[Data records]
== == ==
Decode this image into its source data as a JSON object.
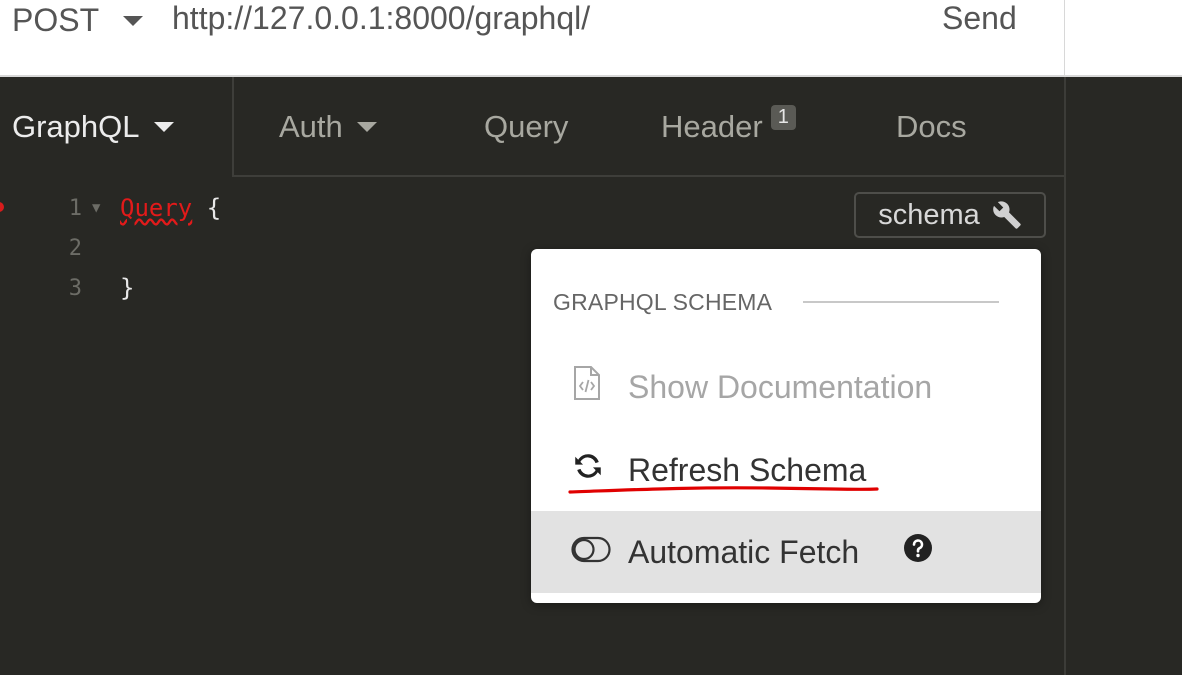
{
  "request": {
    "method": "POST",
    "url": "http://127.0.0.1:8000/graphql/",
    "send_label": "Send"
  },
  "tabs": [
    {
      "label": "GraphQL",
      "has_caret": true,
      "active": true
    },
    {
      "label": "Auth",
      "has_caret": true
    },
    {
      "label": "Query"
    },
    {
      "label": "Header",
      "badge": "1"
    },
    {
      "label": "Docs"
    }
  ],
  "editor": {
    "lines": [
      {
        "num": "1",
        "keyword": "Query",
        "rest": " {"
      },
      {
        "num": "2",
        "keyword": "",
        "rest": ""
      },
      {
        "num": "3",
        "keyword": "",
        "rest": "}"
      }
    ]
  },
  "schema_button": {
    "label": "schema",
    "icon": "wrench-icon"
  },
  "dropdown": {
    "title": "GRAPHQL SCHEMA",
    "items": [
      {
        "label": "Show Documentation",
        "icon": "file-code-icon",
        "state": "disabled"
      },
      {
        "label": "Refresh Schema",
        "icon": "refresh-icon",
        "state": "normal"
      },
      {
        "label": "Automatic Fetch",
        "icon": "toggle-off-icon",
        "state": "hover",
        "help_icon": "question-circle-icon"
      }
    ]
  },
  "colors": {
    "editor_bg": "#282824",
    "keyword_error": "#e21a1a",
    "annotation_underline": "#e00000"
  }
}
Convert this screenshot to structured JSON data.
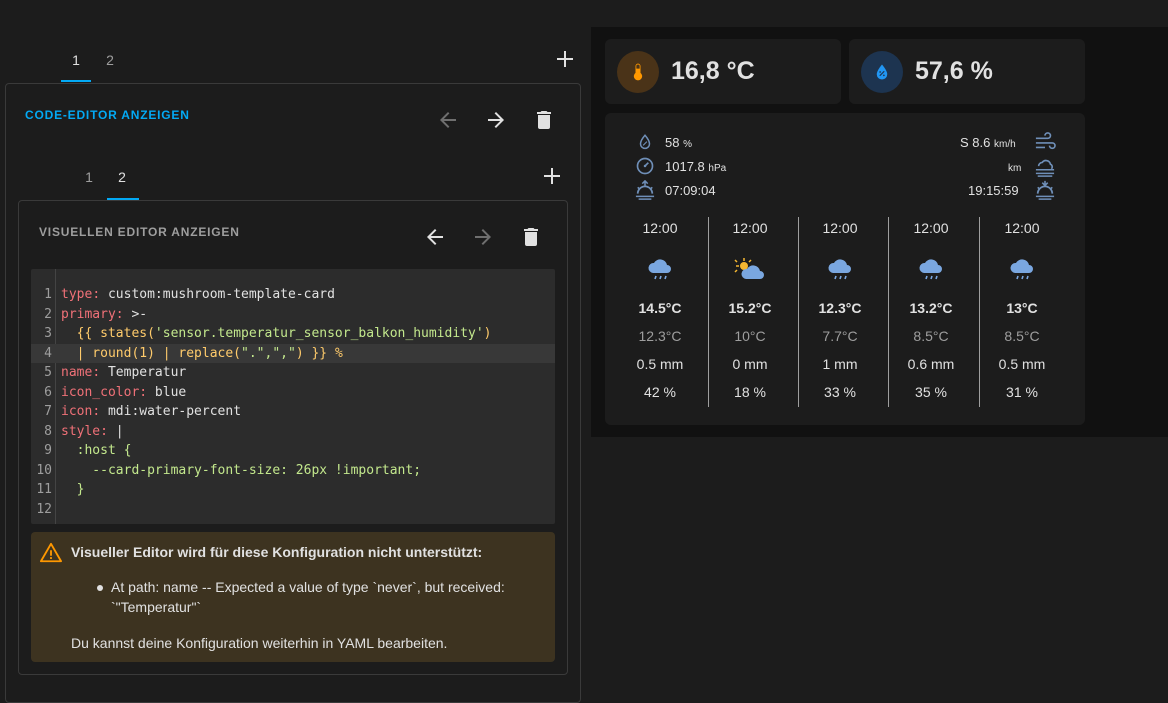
== == ==
▸ Set problem: Make a copy of each line that contains the string "icon".

▸ Response:
    "icon": "wrench-icon"
        "icon": "file-code-icon",
        "icon": "refresh-icon",
        "icon": "toggle-off-icon",
        "help_icon": "question-circle-icon"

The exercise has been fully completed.